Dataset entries
__________________________________________________

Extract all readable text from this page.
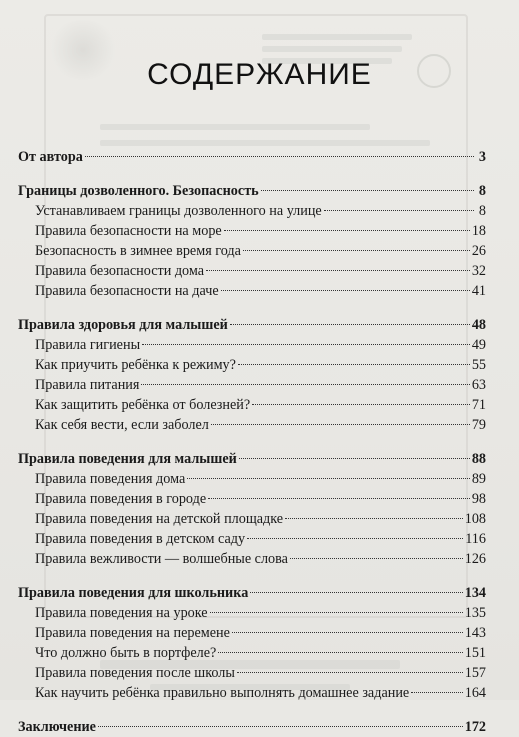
СОДЕРЖАНИЕ
От автора	3
Границы дозволенного. Безопасность	8
Устанавливаем границы дозволенного на улице	8
Правила безопасности на море	18
Безопасность в зимнее время года	26
Правила безопасности дома	32
Правила безопасности на даче	41
Правила здоровья для малышей	48
Правила гигиены	49
Как приучить ребёнка к режиму?	55
Правила питания	63
Как защитить ребёнка от болезней?	71
Как себя вести, если заболел	79
Правила поведения для малышей	88
Правила поведения дома	89
Правила поведения в городе	98
Правила поведения на детской площадке	108
Правила поведения в детском саду	116
Правила вежливости — волшебные слова	126
Правила поведения для школьника	134
Правила поведения на уроке	135
Правила поведения на перемене	143
Что должно быть в портфеле?	151
Правила поведения после школы	157
Как научить ребёнка правильно выполнять домашнее задание	164
Заключение	172
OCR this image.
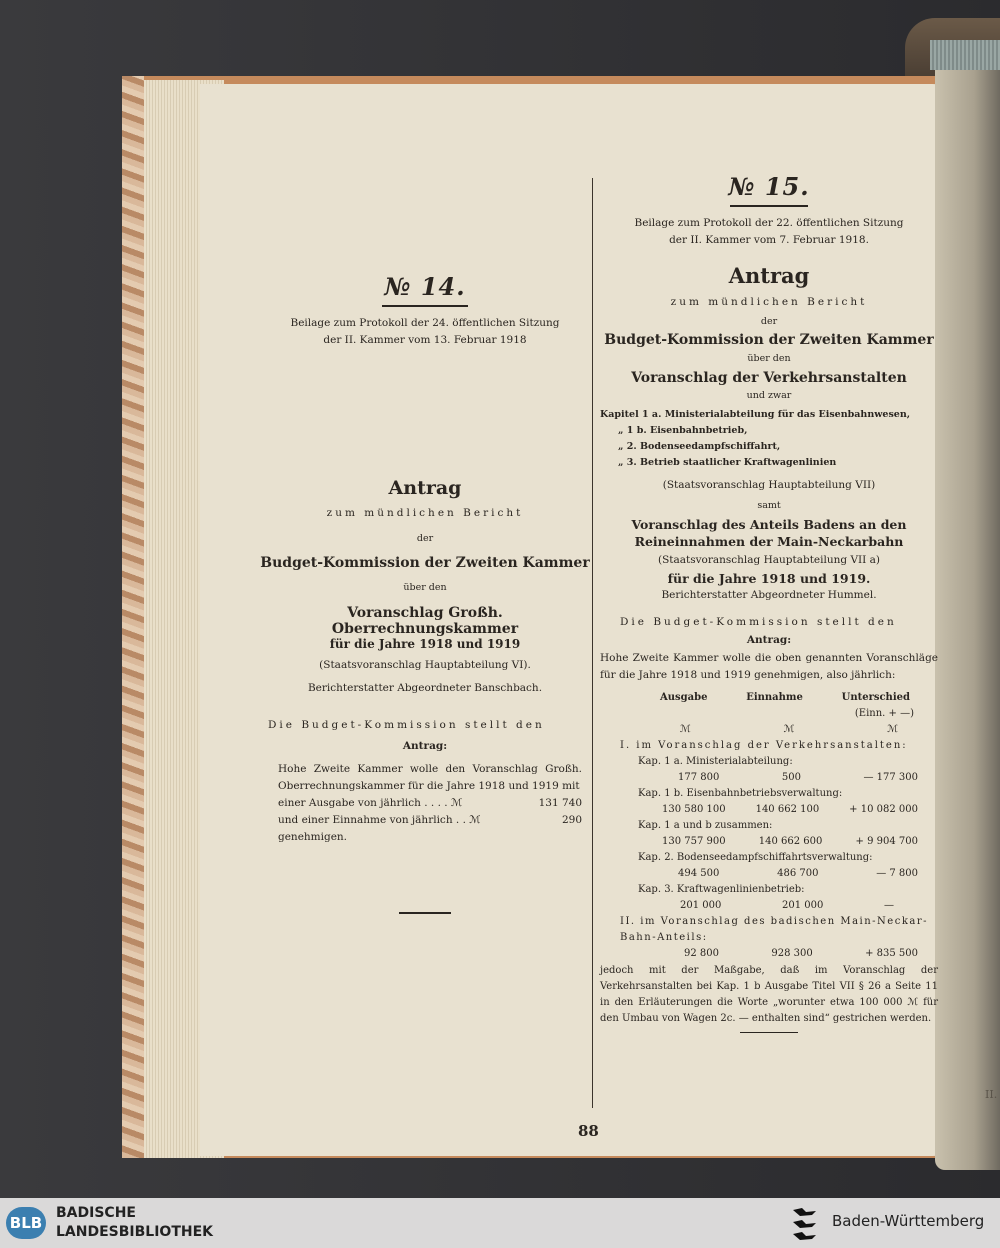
II.
№ 14.
Beilage zum Protokoll der 24. öffentlichen Sitzung
der II. Kammer vom 13. Februar 1918
Antrag
zum mündlichen Bericht
der
Budget-Kommission der Zweiten Kammer
über den
Voranschlag Großh. Oberrechnungskammer
für die Jahre 1918 und 1919
(Staatsvoranschlag Hauptabteilung VI).
Berichterstatter Abgeordneter Banschbach.
Die Budget-Kommission stellt den
Antrag:
Hohe Zweite Kammer wolle den Voranschlag Großh. Oberrechnungskammer für die Jahre 1918 und 1919 mit
einer Ausgabe von jährlich . . . . ℳ	131 740
und einer Einnahme von jährlich . . ℳ	290
genehmigen.
№ 15.
Beilage zum Protokoll der 22. öffentlichen Sitzung
der II. Kammer vom 7. Februar 1918.
Antrag
zum mündlichen Bericht
der
Budget-Kommission der Zweiten Kammer
über den
Voranschlag der Verkehrsanstalten
und zwar
Kapitel 1 a. Ministerialabteilung für das Eisenbahnwesen,
„ 1 b. Eisenbahnbetrieb,
„ 2. Bodenseedampfschiffahrt,
„ 3. Betrieb staatlicher Kraftwagenlinien
(Staatsvoranschlag Hauptabteilung VII)
samt
Voranschlag des Anteils Badens an den Reineinnahmen der Main-Neckarbahn
(Staatsvoranschlag Hauptabteilung VII a)
für die Jahre 1918 und 1919.
Berichterstatter Abgeordneter Hummel.
Die Budget-Kommission stellt den
Antrag:
Hohe Zweite Kammer wolle die oben genannten Voranschläge für die Jahre 1918 und 1919 genehmigen, also jährlich:
Ausgabe	Einnahme	Unterschied
(Einn. + —)
ℳ	ℳ	ℳ
I. im Voranschlag der Verkehrsanstalten:
Kap. 1 a. Ministerialabteilung:
177 800	500	— 177 300
Kap. 1 b. Eisenbahnbetriebsverwaltung:
130 580 100	140 662 100	+ 10 082 000
Kap. 1 a und b zusammen:
130 757 900	140 662 600	+ 9 904 700
Kap. 2. Bodenseedampfschiffahrtsverwaltung:
494 500	486 700	— 7 800
Kap. 3. Kraftwagenlinienbetrieb:
201 000	201 000	—
II. im Voranschlag des badischen Main-Neckar-Bahn-Anteils:
92 800	928 300	+ 835 500
jedoch mit der Maßgabe, daß im Voranschlag der Verkehrsanstalten bei Kap. 1 b Ausgabe Titel VII § 26 a Seite 11 in den Erläuterungen die Worte „worunter etwa 100 000 ℳ für den Umbau von Wagen 2c. — enthalten sind“ gestrichen werden.
88
BLB
BADISCHE
LANDESBIBLIOTHEK
Baden-Württemberg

__________________________________________________

* _Written request_
Print the full listing exactly, dropping the pictures.

* _The solution_
Extract all readable text from this page.
СОДЕРЖАНИЕ
От автора	3
Границы дозволенного. Безопасность	8
Устанавливаем границы дозволенного на улице	8
Правила безопасности на море	18
Безопасность в зимнее время года	26
Правила безопасности дома	32
Правила безопасности на даче	41
Правила здоровья для малышей	48
Правила гигиены	49
Как приучить ребёнка к режиму?	55
Правила питания	63
Как защитить ребёнка от болезней?	71
Как себя вести, если заболел	79
Правила поведения для малышей	88
Правила поведения дома	89
Правила поведения в городе	98
Правила поведения на детской площадке	108
Правила поведения в детском саду	116
Правила вежливости — волшебные слова	126
Правила поведения для школьника	134
Правила поведения на уроке	135
Правила поведения на перемене	143
Что должно быть в портфеле?	151
Правила поведения после школы	157
Как научить ребёнка правильно выполнять домашнее задание	164
Заключение	172
OCR this image.
II.
№ 14.
Beilage zum Protokoll der 24. öffentlichen Sitzung
der II. Kammer vom 13. Februar 1918
Antrag
zum mündlichen Bericht
der
Budget-Kommission der Zweiten Kammer
über den
Voranschlag Großh. Oberrechnungskammer
für die Jahre 1918 und 1919
(Staatsvoranschlag Hauptabteilung VI).
Berichterstatter Abgeordneter Banschbach.
Die Budget-Kommission stellt den
Antrag:
Hohe Zweite Kammer wolle den Voranschlag Großh. Oberrechnungskammer für die Jahre 1918 und 1919 mit
einer Ausgabe von jährlich . . . . ℳ	131 740
und einer Einnahme von jährlich . . ℳ	290
genehmigen.
№ 15.
Beilage zum Protokoll der 22. öffentlichen Sitzung
der II. Kammer vom 7. Februar 1918.
Antrag
zum mündlichen Bericht
der
Budget-Kommission der Zweiten Kammer
über den
Voranschlag der Verkehrsanstalten
und zwar
Kapitel 1 a. Ministerialabteilung für das Eisenbahnwesen,
„ 1 b. Eisenbahnbetrieb,
„ 2. Bodenseedampfschiffahrt,
„ 3. Betrieb staatlicher Kraftwagenlinien
(Staatsvoranschlag Hauptabteilung VII)
samt
Voranschlag des Anteils Badens an den Reineinnahmen der Main-Neckarbahn
(Staatsvoranschlag Hauptabteilung VII a)
für die Jahre 1918 und 1919.
Berichterstatter Abgeordneter Hummel.
Die Budget-Kommission stellt den
Antrag:
Hohe Zweite Kammer wolle die oben genannten Voranschläge für die Jahre 1918 und 1919 genehmigen, also jährlich:
Ausgabe	Einnahme	Unterschied
(Einn. + —)
ℳ	ℳ	ℳ
I. im Voranschlag der Verkehrsanstalten:
Kap. 1 a. Ministerialabteilung:
177 800	500	— 177 300
Kap. 1 b. Eisenbahnbetriebsverwaltung:
130 580 100	140 662 100	+ 10 082 000
Kap. 1 a und b zusammen:
130 757 900	140 662 600	+ 9 904 700
Kap. 2. Bodenseedampfschiffahrtsverwaltung:
494 500	486 700	— 7 800
Kap. 3. Kraftwagenlinienbetrieb:
201 000	201 000	—
II. im Voranschlag des badischen Main-Neckar-Bahn-Anteils:
92 800	928 300	+ 835 500
jedoch mit der Maßgabe, daß im Voranschlag der Verkehrsanstalten bei Kap. 1 b Ausgabe Titel VII § 26 a Seite 11 in den Erläuterungen die Worte „worunter etwa 100 000 ℳ für den Umbau von Wagen 2c. — enthalten sind“ gestrichen werden.
88
BLB
BADISCHE
LANDESBIBLIOTHEK
Baden-Württemberg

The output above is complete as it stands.